▶ **SET EXERCISE**
Reproduce the records that follow in full, excluding any picture they contain.

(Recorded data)
+---+

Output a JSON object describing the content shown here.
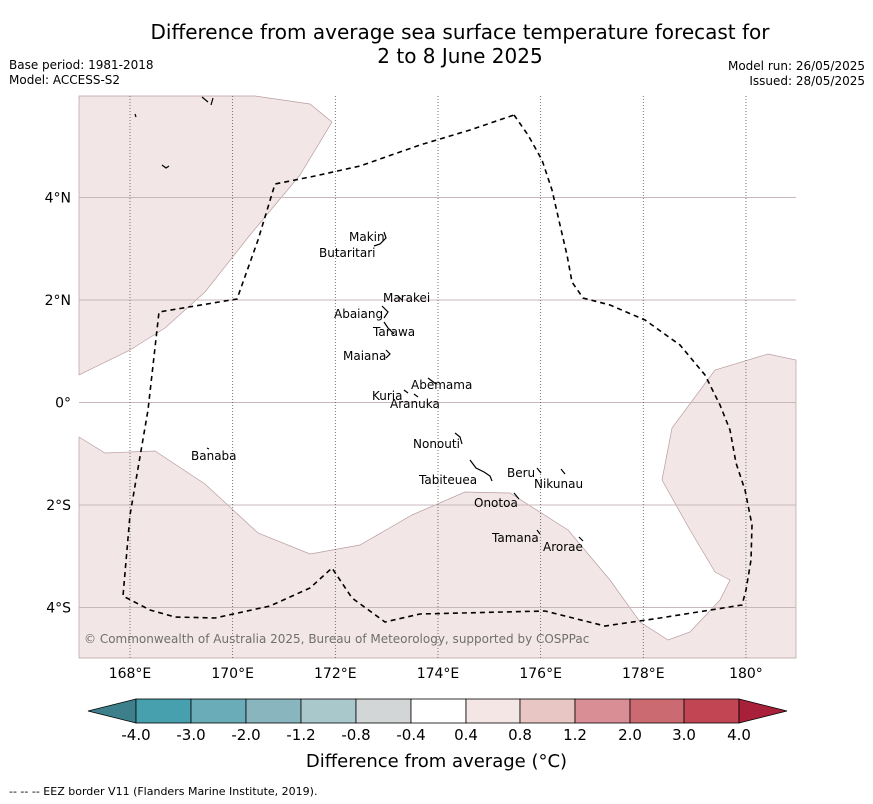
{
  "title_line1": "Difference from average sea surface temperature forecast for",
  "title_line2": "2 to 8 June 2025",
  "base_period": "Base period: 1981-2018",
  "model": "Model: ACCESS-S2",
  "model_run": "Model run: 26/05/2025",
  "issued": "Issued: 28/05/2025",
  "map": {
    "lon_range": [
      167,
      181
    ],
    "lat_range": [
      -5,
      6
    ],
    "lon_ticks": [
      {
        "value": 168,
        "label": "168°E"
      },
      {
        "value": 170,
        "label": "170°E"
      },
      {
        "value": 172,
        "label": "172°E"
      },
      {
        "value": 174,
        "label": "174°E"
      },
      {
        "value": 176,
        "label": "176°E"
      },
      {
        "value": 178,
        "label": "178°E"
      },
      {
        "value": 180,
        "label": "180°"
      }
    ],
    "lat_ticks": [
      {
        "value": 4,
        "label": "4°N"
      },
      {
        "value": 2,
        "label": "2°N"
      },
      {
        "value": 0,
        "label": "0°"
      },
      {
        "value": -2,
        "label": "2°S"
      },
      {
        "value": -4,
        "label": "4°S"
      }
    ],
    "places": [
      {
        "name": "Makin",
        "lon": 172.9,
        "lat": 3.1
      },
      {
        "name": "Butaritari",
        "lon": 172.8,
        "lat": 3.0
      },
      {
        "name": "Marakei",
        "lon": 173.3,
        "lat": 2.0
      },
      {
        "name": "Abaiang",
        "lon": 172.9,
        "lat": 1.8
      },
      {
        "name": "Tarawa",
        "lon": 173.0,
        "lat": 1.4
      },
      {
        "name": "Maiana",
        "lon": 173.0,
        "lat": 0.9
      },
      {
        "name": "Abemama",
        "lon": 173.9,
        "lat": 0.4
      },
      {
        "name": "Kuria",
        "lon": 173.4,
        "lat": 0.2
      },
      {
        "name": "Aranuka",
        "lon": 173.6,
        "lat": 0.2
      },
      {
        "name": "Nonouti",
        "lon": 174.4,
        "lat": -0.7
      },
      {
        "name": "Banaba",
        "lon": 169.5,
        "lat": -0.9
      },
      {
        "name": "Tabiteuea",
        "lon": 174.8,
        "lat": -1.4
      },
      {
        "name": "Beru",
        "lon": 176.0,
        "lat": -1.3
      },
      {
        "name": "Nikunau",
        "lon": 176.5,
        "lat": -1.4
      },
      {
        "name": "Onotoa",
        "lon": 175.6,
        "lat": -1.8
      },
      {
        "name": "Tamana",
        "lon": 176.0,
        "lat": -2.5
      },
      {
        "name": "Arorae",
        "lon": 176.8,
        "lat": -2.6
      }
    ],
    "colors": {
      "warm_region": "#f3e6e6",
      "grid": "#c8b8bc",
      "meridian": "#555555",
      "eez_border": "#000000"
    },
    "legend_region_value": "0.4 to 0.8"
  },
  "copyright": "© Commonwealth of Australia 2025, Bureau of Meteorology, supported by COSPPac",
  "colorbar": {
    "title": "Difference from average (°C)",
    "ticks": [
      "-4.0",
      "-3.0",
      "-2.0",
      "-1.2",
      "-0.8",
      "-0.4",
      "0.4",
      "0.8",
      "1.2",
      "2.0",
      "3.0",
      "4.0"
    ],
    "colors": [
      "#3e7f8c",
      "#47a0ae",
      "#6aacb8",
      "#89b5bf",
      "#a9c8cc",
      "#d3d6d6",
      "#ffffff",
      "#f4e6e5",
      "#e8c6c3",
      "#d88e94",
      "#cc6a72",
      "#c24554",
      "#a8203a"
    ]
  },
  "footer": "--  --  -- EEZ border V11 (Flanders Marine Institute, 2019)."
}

+---+

▶ **RESULT**
Output a JSON object describing the content shown here.
{
  "title_line1": "Difference from average sea surface temperature forecast for",
  "title_line2": "2 to 8 June 2025",
  "base_period": "Base period: 1981-2018",
  "model": "Model: ACCESS-S2",
  "model_run": "Model run: 26/05/2025",
  "issued": "Issued: 28/05/2025",
  "map": {
    "lon_range": [
      167,
      181
    ],
    "lat_range": [
      -5,
      6
    ],
    "lon_ticks": [
      {
        "value": 168,
        "label": "168°E"
      },
      {
        "value": 170,
        "label": "170°E"
      },
      {
        "value": 172,
        "label": "172°E"
      },
      {
        "value": 174,
        "label": "174°E"
      },
      {
        "value": 176,
        "label": "176°E"
      },
      {
        "value": 178,
        "label": "178°E"
      },
      {
        "value": 180,
        "label": "180°"
      }
    ],
    "lat_ticks": [
      {
        "value": 4,
        "label": "4°N"
      },
      {
        "value": 2,
        "label": "2°N"
      },
      {
        "value": 0,
        "label": "0°"
      },
      {
        "value": -2,
        "label": "2°S"
      },
      {
        "value": -4,
        "label": "4°S"
      }
    ],
    "places": [
      {
        "name": "Makin",
        "lon": 172.9,
        "lat": 3.1
      },
      {
        "name": "Butaritari",
        "lon": 172.8,
        "lat": 3.0
      },
      {
        "name": "Marakei",
        "lon": 173.3,
        "lat": 2.0
      },
      {
        "name": "Abaiang",
        "lon": 172.9,
        "lat": 1.8
      },
      {
        "name": "Tarawa",
        "lon": 173.0,
        "lat": 1.4
      },
      {
        "name": "Maiana",
        "lon": 173.0,
        "lat": 0.9
      },
      {
        "name": "Abemama",
        "lon": 173.9,
        "lat": 0.4
      },
      {
        "name": "Kuria",
        "lon": 173.4,
        "lat": 0.2
      },
      {
        "name": "Aranuka",
        "lon": 173.6,
        "lat": 0.2
      },
      {
        "name": "Nonouti",
        "lon": 174.4,
        "lat": -0.7
      },
      {
        "name": "Banaba",
        "lon": 169.5,
        "lat": -0.9
      },
      {
        "name": "Tabiteuea",
        "lon": 174.8,
        "lat": -1.4
      },
      {
        "name": "Beru",
        "lon": 176.0,
        "lat": -1.3
      },
      {
        "name": "Nikunau",
        "lon": 176.5,
        "lat": -1.4
      },
      {
        "name": "Onotoa",
        "lon": 175.6,
        "lat": -1.8
      },
      {
        "name": "Tamana",
        "lon": 176.0,
        "lat": -2.5
      },
      {
        "name": "Arorae",
        "lon": 176.8,
        "lat": -2.6
      }
    ],
    "colors": {
      "warm_region": "#f3e6e6",
      "grid": "#c8b8bc",
      "meridian": "#555555",
      "eez_border": "#000000"
    },
    "legend_region_value": "0.4 to 0.8"
  },
  "copyright": "© Commonwealth of Australia 2025, Bureau of Meteorology, supported by COSPPac",
  "colorbar": {
    "title": "Difference from average (°C)",
    "ticks": [
      "-4.0",
      "-3.0",
      "-2.0",
      "-1.2",
      "-0.8",
      "-0.4",
      "0.4",
      "0.8",
      "1.2",
      "2.0",
      "3.0",
      "4.0"
    ],
    "colors": [
      "#3e7f8c",
      "#47a0ae",
      "#6aacb8",
      "#89b5bf",
      "#a9c8cc",
      "#d3d6d6",
      "#ffffff",
      "#f4e6e5",
      "#e8c6c3",
      "#d88e94",
      "#cc6a72",
      "#c24554",
      "#a8203a"
    ]
  },
  "footer": "--  --  -- EEZ border V11 (Flanders Marine Institute, 2019)."
}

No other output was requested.